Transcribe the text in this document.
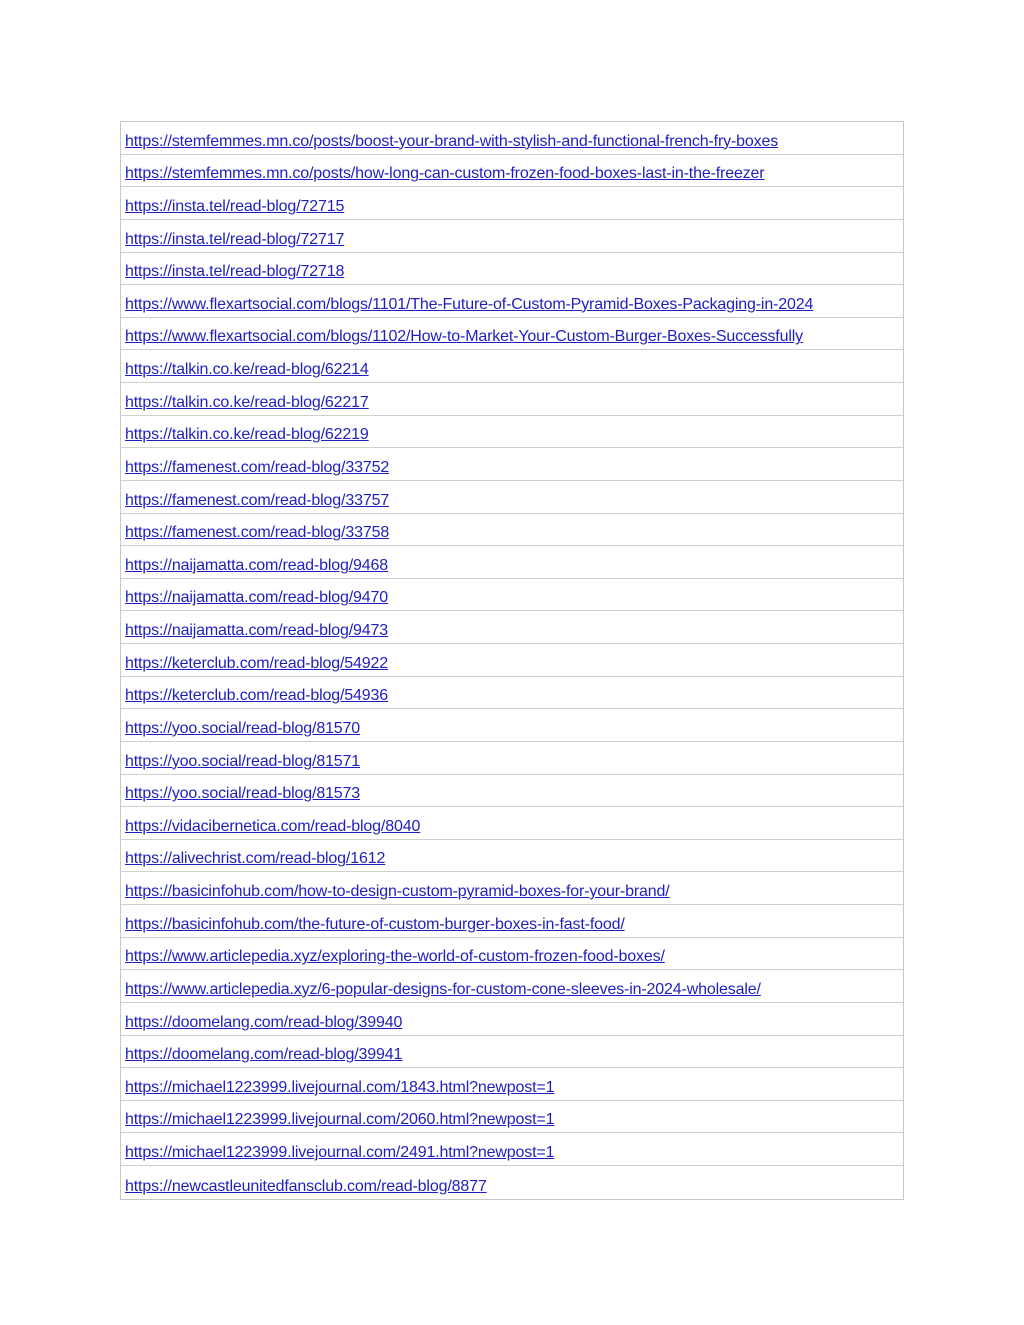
https://stemfemmes.mn.co/posts/boost-your-brand-with-stylish-and-functional-french-fry-boxes
https://stemfemmes.mn.co/posts/how-long-can-custom-frozen-food-boxes-last-in-the-freezer
https://insta.tel/read-blog/72715
https://insta.tel/read-blog/72717
https://insta.tel/read-blog/72718
https://www.flexartsocial.com/blogs/1101/The-Future-of-Custom-Pyramid-Boxes-Packaging-in-2024
https://www.flexartsocial.com/blogs/1102/How-to-Market-Your-Custom-Burger-Boxes-Successfully
https://talkin.co.ke/read-blog/62214
https://talkin.co.ke/read-blog/62217
https://talkin.co.ke/read-blog/62219
https://famenest.com/read-blog/33752
https://famenest.com/read-blog/33757
https://famenest.com/read-blog/33758
https://naijamatta.com/read-blog/9468
https://naijamatta.com/read-blog/9470
https://naijamatta.com/read-blog/9473
https://keterclub.com/read-blog/54922
https://keterclub.com/read-blog/54936
https://yoo.social/read-blog/81570
https://yoo.social/read-blog/81571
https://yoo.social/read-blog/81573
https://vidacibernetica.com/read-blog/8040
https://alivechrist.com/read-blog/1612
https://basicinfohub.com/how-to-design-custom-pyramid-boxes-for-your-brand/
https://basicinfohub.com/the-future-of-custom-burger-boxes-in-fast-food/
https://www.articlepedia.xyz/exploring-the-world-of-custom-frozen-food-boxes/
https://www.articlepedia.xyz/6-popular-designs-for-custom-cone-sleeves-in-2024-wholesale/
https://doomelang.com/read-blog/39940
https://doomelang.com/read-blog/39941
https://michael1223999.livejournal.com/1843.html?newpost=1
https://michael1223999.livejournal.com/2060.html?newpost=1
https://michael1223999.livejournal.com/2491.html?newpost=1
https://newcastleunitedfansclub.com/read-blog/8877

## WRITTEN TASK
From the records above, how many lines include the word "talkin"? Only the number is wanted.

## RESPONSE
3